Collected data:
_ _ _
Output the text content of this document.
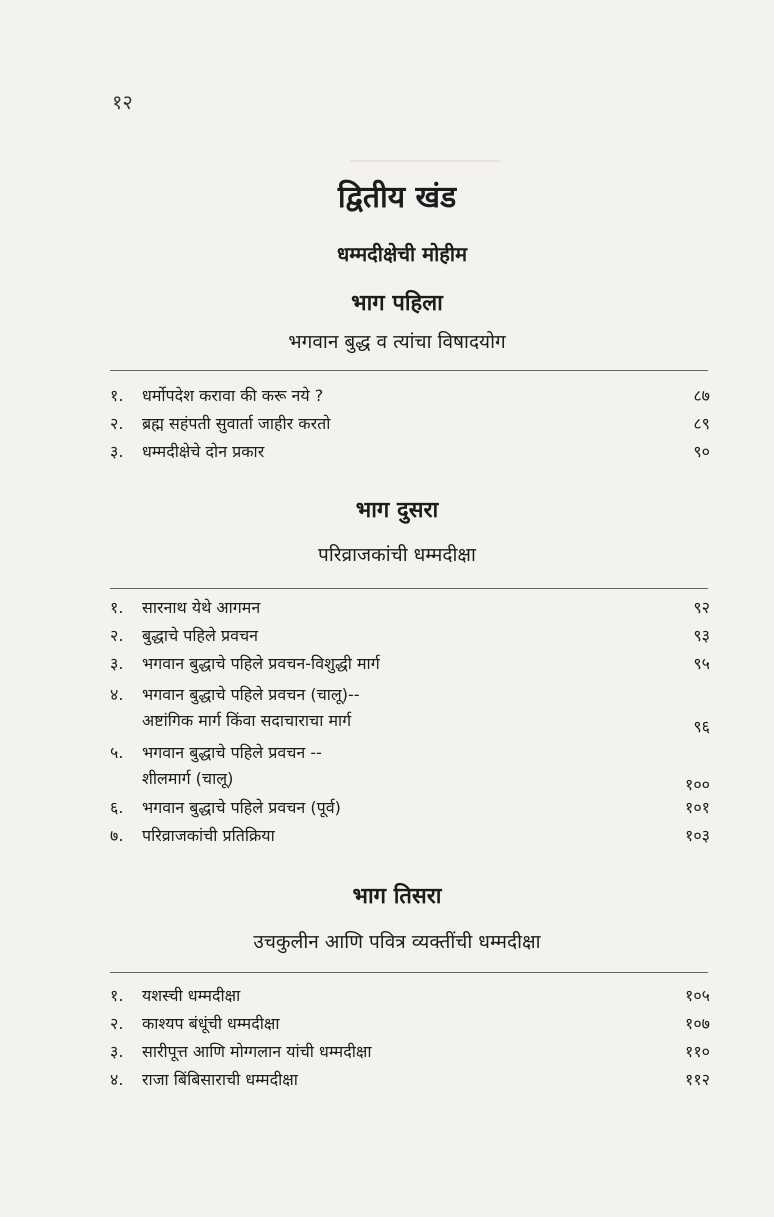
१२
द्वितीय खंड
धम्मदीक्षेची मोहीम
भाग पहिला
भगवान बुद्ध व त्यांचा विषादयोग
१.	धर्मोपदेश करावा की करू नये ?	८७
२.	ब्रह्म सहंपती सुवार्ता जाहीर करतो	८९
३.	धम्मदीक्षेचे दोन प्रकार	९०
भाग दुसरा
परिव्राजकांची धम्मदीक्षा
१.	सारनाथ येथे आगमन	९२
२.	बुद्धाचे पहिले प्रवचन	९३
३.	भगवान बुद्धाचे पहिले प्रवचन-विशुद्धी मार्ग	९५
४.	भगवान बुद्धाचे पहिले प्रवचन (चालू)--
अष्टांगिक मार्ग किंवा सदाचाराचा मार्ग	९६
५.	भगवान बुद्धाचे पहिले प्रवचन --
शीलमार्ग (चालू)	१००
६.	भगवान बुद्धाचे पहिले प्रवचन (पूर्व)	१०१
७.	परिव्राजकांची प्रतिक्रिया	१०३
भाग तिसरा
उचकुलीन आणि पवित्र व्यक्तींची धम्मदीक्षा
१.	यशस्ची धम्मदीक्षा	१०५
२.	काश्यप बंधूंची धम्मदीक्षा	१०७
३.	सारीपूत्त आणि मोग्गलान यांची धम्मदीक्षा	११०
४.	राजा बिंबिसाराची धम्मदीक्षा	११२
_ _ _
Written instruction:
From the listing above, return each line with the word "रवचन".

Reply to the exercise:
२.	बुद्धाचे पहिले प्रवचन	९३
३.	भगवान बुद्धाचे पहिले प्रवचन-विशुद्धी मार्ग	९५
४.	भगवान बुद्धाचे पहिले प्रवचन (चालू)--
५.	भगवान बुद्धाचे पहिले प्रवचन --
६.	भगवान बुद्धाचे पहिले प्रवचन (पूर्व)	१०१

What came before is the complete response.